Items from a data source
* * * *
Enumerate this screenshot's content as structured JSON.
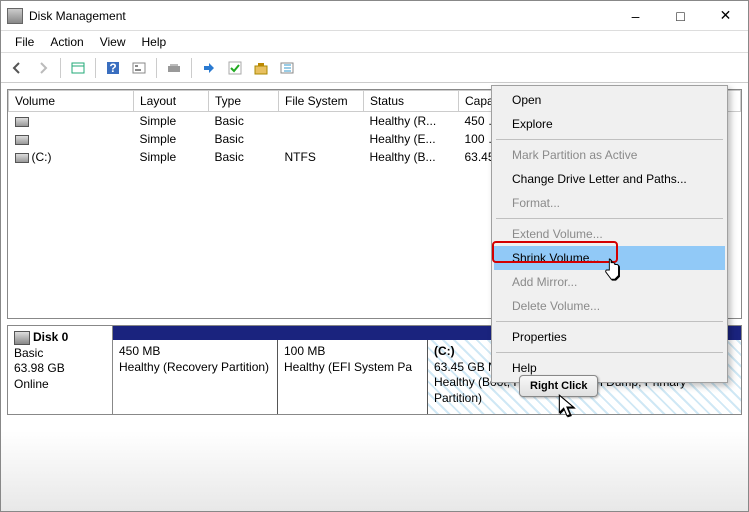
{
  "window": {
    "title": "Disk Management"
  },
  "menu": {
    "file": "File",
    "action": "Action",
    "view": "View",
    "help": "Help"
  },
  "table": {
    "headers": {
      "volume": "Volume",
      "layout": "Layout",
      "type": "Type",
      "fs": "File System",
      "status": "Status",
      "capacity": "Capa..."
    },
    "rows": [
      {
        "volume": "",
        "layout": "Simple",
        "type": "Basic",
        "fs": "",
        "status": "Healthy (R...",
        "capacity": "450 M..."
      },
      {
        "volume": "",
        "layout": "Simple",
        "type": "Basic",
        "fs": "",
        "status": "Healthy (E...",
        "capacity": "100 M..."
      },
      {
        "volume": "(C:)",
        "layout": "Simple",
        "type": "Basic",
        "fs": "NTFS",
        "status": "Healthy (B...",
        "capacity": "63.45..."
      }
    ]
  },
  "disk": {
    "name": "Disk 0",
    "type": "Basic",
    "size": "63.98 GB",
    "state": "Online",
    "parts": [
      {
        "line1": "",
        "line2": "450 MB",
        "line3": "Healthy (Recovery Partition)"
      },
      {
        "line1": "",
        "line2": "100 MB",
        "line3": "Healthy (EFI System Pa"
      },
      {
        "line1": "(C:)",
        "line2": "63.45 GB NTFS",
        "line3": "Healthy (Boot, Page File, Crash Dump, Primary Partition)"
      }
    ]
  },
  "context": {
    "open": "Open",
    "explore": "Explore",
    "mark": "Mark Partition as Active",
    "change": "Change Drive Letter and Paths...",
    "format": "Format...",
    "extend": "Extend Volume...",
    "shrink": "Shrink Volume...",
    "mirror": "Add Mirror...",
    "delete": "Delete Volume...",
    "props": "Properties",
    "help": "Help"
  },
  "tooltip": {
    "rc": "Right Click"
  }
}
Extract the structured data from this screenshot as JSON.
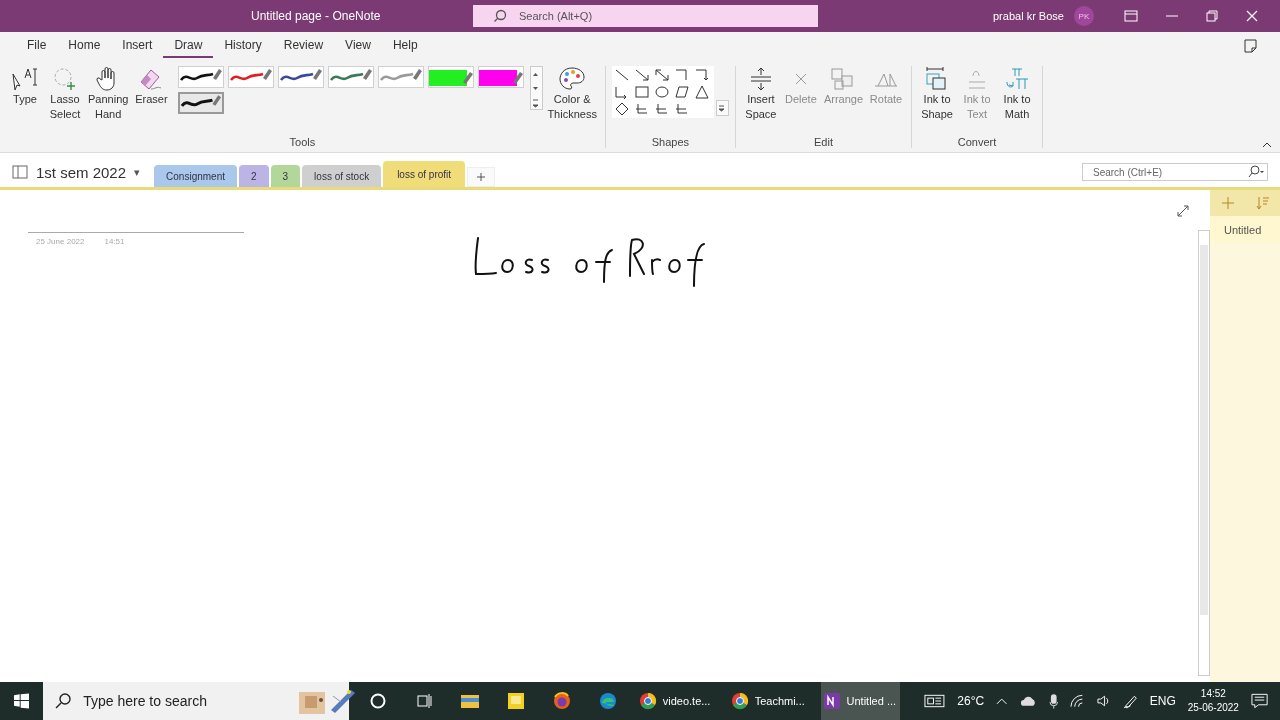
* * * *
- _PROBLEM DESCRIPTION_:
Search the data for "capacity" and list every line in which it occurs.

- _TASK SOLUTION_:
      "capacity": "Capa..."
        "capacity": "450 M..."
        "capacity": "100 M..."
        "capacity": "63.45..."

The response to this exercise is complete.